Given problem :: Reproduce the listing below exactly, minus its pictures.

Material for this task ::
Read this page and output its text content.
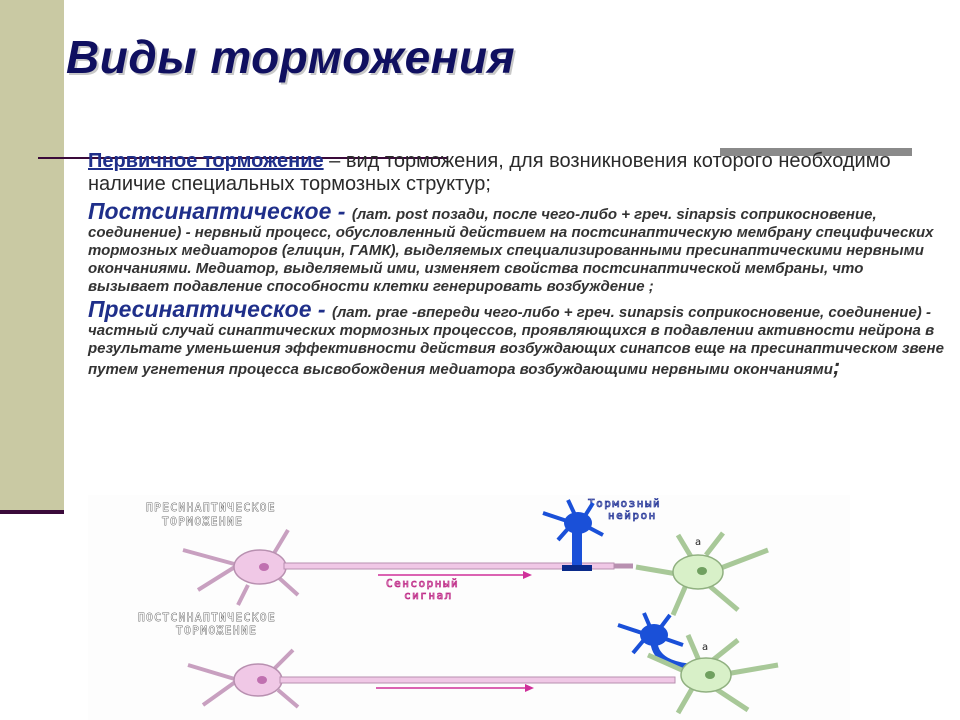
Виды торможения

Первичное торможение – вид торможения, для возникновения которого необходимо наличие специальных тормозных структур;

Постсинаптическое - (лат. post позади, после чего-либо + греч. sinapsis соприкосновение, соединение) - нервный процесс, обусловленный действием на постсинаптическую мембрану специфических тормозных медиаторов (глицин, ГАМК), выделяемых специализированными пресинаптическими нервными окончаниями. Медиатор, выделяемый ими, изменяет свойства постсинаптической мембраны, что вызывает подавление способности клетки генерировать возбуждение ;

Пресинаптическое - (лат. prae -впереди чего-либо + греч. sunapsis соприкосновение, соединение) - частный случай синаптических тормозных процессов, проявляющихся в подавлении активности нейрона в результате уменьшения эффективности действия возбуждающих синапсов еще на пресинаптическом звене путем угнетения процесса высвобождения медиатора возбуждающими нервными окончаниями;

ПРЕСИНАПТИЧЕСКОЕ
ТОРМОЖЕНИЕ
Тормозный
нейрон
Сенсорный
сигнал
ПОСТСИНАПТИЧЕСКОЕ
ТОРМОЖЕНИЕ
a
a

Task answer ::
Read this page and output its text content.
Виды торможения

Первичное торможение – вид торможения, для возникновения которого необходимо наличие специальных тормозных структур;

Постсинаптическое - (лат. post позади, после чего-либо + греч. sinapsis соприкосновение, соединение) - нервный процесс, обусловленный действием на постсинаптическую мембрану специфических тормозных медиаторов (глицин, ГАМК), выделяемых специализированными пресинаптическими нервными окончаниями. Медиатор, выделяемый ими, изменяет свойства постсинаптической мембраны, что вызывает подавление способности клетки генерировать возбуждение ;

Пресинаптическое - (лат. prae -впереди чего-либо + греч. sunapsis соприкосновение, соединение) - частный случай синаптических тормозных процессов, проявляющихся в подавлении активности нейрона в результате уменьшения эффективности действия возбуждающих синапсов еще на пресинаптическом звене путем угнетения процесса высвобождения медиатора возбуждающими нервными окончаниями;

ПРЕСИНАПТИЧЕСКОЕ
ТОРМОЖЕНИЕ
Тормозный
нейрон
Сенсорный
сигнал
ПОСТСИНАПТИЧЕСКОЕ
ТОРМОЖЕНИЕ
a
a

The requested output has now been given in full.